══ PROVIDED DATA
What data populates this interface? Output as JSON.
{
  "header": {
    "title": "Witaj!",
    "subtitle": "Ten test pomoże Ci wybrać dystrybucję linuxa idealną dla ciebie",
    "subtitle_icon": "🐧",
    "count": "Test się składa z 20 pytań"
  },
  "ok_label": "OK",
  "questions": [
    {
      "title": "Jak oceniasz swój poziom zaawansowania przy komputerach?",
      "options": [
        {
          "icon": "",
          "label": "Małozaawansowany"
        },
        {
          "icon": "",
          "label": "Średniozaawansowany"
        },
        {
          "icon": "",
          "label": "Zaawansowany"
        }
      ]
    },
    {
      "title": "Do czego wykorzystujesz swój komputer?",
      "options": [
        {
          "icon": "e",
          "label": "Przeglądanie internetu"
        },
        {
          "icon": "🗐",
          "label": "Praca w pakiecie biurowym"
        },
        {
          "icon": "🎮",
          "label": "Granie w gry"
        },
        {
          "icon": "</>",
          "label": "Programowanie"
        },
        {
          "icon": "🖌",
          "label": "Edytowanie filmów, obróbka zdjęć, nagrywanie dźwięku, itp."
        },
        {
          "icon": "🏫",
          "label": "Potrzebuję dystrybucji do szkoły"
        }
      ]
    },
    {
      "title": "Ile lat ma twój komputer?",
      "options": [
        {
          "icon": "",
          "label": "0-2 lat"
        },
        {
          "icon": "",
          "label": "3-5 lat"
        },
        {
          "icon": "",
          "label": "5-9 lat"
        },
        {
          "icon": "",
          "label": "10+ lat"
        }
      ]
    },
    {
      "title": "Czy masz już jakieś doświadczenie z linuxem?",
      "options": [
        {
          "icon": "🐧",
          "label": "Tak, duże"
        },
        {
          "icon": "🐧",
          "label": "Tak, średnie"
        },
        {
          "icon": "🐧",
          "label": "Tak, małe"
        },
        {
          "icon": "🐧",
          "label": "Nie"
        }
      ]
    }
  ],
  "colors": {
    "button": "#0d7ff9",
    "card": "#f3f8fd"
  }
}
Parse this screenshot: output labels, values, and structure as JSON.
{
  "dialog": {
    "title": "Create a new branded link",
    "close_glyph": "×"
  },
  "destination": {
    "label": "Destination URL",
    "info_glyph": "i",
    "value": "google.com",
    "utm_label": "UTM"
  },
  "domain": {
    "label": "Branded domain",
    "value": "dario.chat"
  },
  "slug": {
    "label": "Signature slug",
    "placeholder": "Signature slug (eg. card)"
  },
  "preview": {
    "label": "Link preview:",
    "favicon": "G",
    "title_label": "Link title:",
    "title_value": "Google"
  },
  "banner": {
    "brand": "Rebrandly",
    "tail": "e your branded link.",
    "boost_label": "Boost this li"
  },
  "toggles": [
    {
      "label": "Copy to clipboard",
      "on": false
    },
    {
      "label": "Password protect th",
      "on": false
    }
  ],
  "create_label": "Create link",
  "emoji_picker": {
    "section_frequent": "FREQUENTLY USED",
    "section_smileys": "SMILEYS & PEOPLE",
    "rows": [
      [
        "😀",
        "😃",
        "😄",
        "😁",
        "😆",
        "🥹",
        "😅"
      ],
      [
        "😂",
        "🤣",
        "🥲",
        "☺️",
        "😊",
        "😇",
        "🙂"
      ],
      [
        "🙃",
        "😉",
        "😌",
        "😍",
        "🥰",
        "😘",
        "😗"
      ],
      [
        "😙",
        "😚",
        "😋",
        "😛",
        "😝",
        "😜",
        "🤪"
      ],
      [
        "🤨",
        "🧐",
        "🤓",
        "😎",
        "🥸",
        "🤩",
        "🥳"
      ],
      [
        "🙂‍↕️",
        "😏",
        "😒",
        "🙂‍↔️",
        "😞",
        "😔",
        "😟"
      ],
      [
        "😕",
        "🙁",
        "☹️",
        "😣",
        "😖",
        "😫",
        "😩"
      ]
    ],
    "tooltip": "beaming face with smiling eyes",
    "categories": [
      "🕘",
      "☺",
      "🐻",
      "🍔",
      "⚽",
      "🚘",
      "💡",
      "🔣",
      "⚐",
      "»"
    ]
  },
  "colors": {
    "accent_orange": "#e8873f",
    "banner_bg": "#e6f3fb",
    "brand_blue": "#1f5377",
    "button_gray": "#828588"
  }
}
════
» TASK OBJECTIVE:
Using the data above, reproduce every line exactly.

» COMPLETE ANSWER:
What data populates this interface? Output as JSON.
{
  "header": {
    "title": "Witaj!",
    "subtitle": "Ten test pomoże Ci wybrać dystrybucję linuxa idealną dla ciebie",
    "subtitle_icon": "🐧",
    "count": "Test się składa z 20 pytań"
  },
  "ok_label": "OK",
  "questions": [
    {
      "title": "Jak oceniasz swój poziom zaawansowania przy komputerach?",
      "options": [
        {
          "icon": "",
          "label": "Małozaawansowany"
        },
        {
          "icon": "",
          "label": "Średniozaawansowany"
        },
        {
          "icon": "",
          "label": "Zaawansowany"
        }
      ]
    },
    {
      "title": "Do czego wykorzystujesz swój komputer?",
      "options": [
        {
          "icon": "e",
          "label": "Przeglądanie internetu"
        },
        {
          "icon": "🗐",
          "label": "Praca w pakiecie biurowym"
        },
        {
          "icon": "🎮",
          "label": "Granie w gry"
        },
        {
          "icon": "</>",
          "label": "Programowanie"
        },
        {
          "icon": "🖌",
          "label": "Edytowanie filmów, obróbka zdjęć, nagrywanie dźwięku, itp."
        },
        {
          "icon": "🏫",
          "label": "Potrzebuję dystrybucji do szkoły"
        }
      ]
    },
    {
      "title": "Ile lat ma twój komputer?",
      "options": [
        {
          "icon": "",
          "label": "0-2 lat"
        },
        {
          "icon": "",
          "label": "3-5 lat"
        },
        {
          "icon": "",
          "label": "5-9 lat"
        },
        {
          "icon": "",
          "label": "10+ lat"
        }
      ]
    },
    {
      "title": "Czy masz już jakieś doświadczenie z linuxem?",
      "options": [
        {
          "icon": "🐧",
          "label": "Tak, duże"
        },
        {
          "icon": "🐧",
          "label": "Tak, średnie"
        },
        {
          "icon": "🐧",
          "label": "Tak, małe"
        },
        {
          "icon": "🐧",
          "label": "Nie"
        }
      ]
    }
  ],
  "colors": {
    "button": "#0d7ff9",
    "card": "#f3f8fd"
  }
}
Parse this screenshot: output labels, values, and structure as JSON.
{
  "dialog": {
    "title": "Create a new branded link",
    "close_glyph": "×"
  },
  "destination": {
    "label": "Destination URL",
    "info_glyph": "i",
    "value": "google.com",
    "utm_label": "UTM"
  },
  "domain": {
    "label": "Branded domain",
    "value": "dario.chat"
  },
  "slug": {
    "label": "Signature slug",
    "placeholder": "Signature slug (eg. card)"
  },
  "preview": {
    "label": "Link preview:",
    "favicon": "G",
    "title_label": "Link title:",
    "title_value": "Google"
  },
  "banner": {
    "brand": "Rebrandly",
    "tail": "e your branded link.",
    "boost_label": "Boost this li"
  },
  "toggles": [
    {
      "label": "Copy to clipboard",
      "on": false
    },
    {
      "label": "Password protect th",
      "on": false
    }
  ],
  "create_label": "Create link",
  "emoji_picker": {
    "section_frequent": "FREQUENTLY USED",
    "section_smileys": "SMILEYS & PEOPLE",
    "rows": [
      [
        "😀",
        "😃",
        "😄",
        "😁",
        "😆",
        "🥹",
        "😅"
      ],
      [
        "😂",
        "🤣",
        "🥲",
        "☺️",
        "😊",
        "😇",
        "🙂"
      ],
      [
        "🙃",
        "😉",
        "😌",
        "😍",
        "🥰",
        "😘",
        "😗"
      ],
      [
        "😙",
        "😚",
        "😋",
        "😛",
        "😝",
        "😜",
        "🤪"
      ],
      [
        "🤨",
        "🧐",
        "🤓",
        "😎",
        "🥸",
        "🤩",
        "🥳"
      ],
      [
        "🙂‍↕️",
        "😏",
        "😒",
        "🙂‍↔️",
        "😞",
        "😔",
        "😟"
      ],
      [
        "😕",
        "🙁",
        "☹️",
        "😣",
        "😖",
        "😫",
        "😩"
      ]
    ],
    "tooltip": "beaming face with smiling eyes",
    "categories": [
      "🕘",
      "☺",
      "🐻",
      "🍔",
      "⚽",
      "🚘",
      "💡",
      "🔣",
      "⚐",
      "»"
    ]
  },
  "colors": {
    "accent_orange": "#e8873f",
    "banner_bg": "#e6f3fb",
    "brand_blue": "#1f5377",
    "button_gray": "#828588"
  }
}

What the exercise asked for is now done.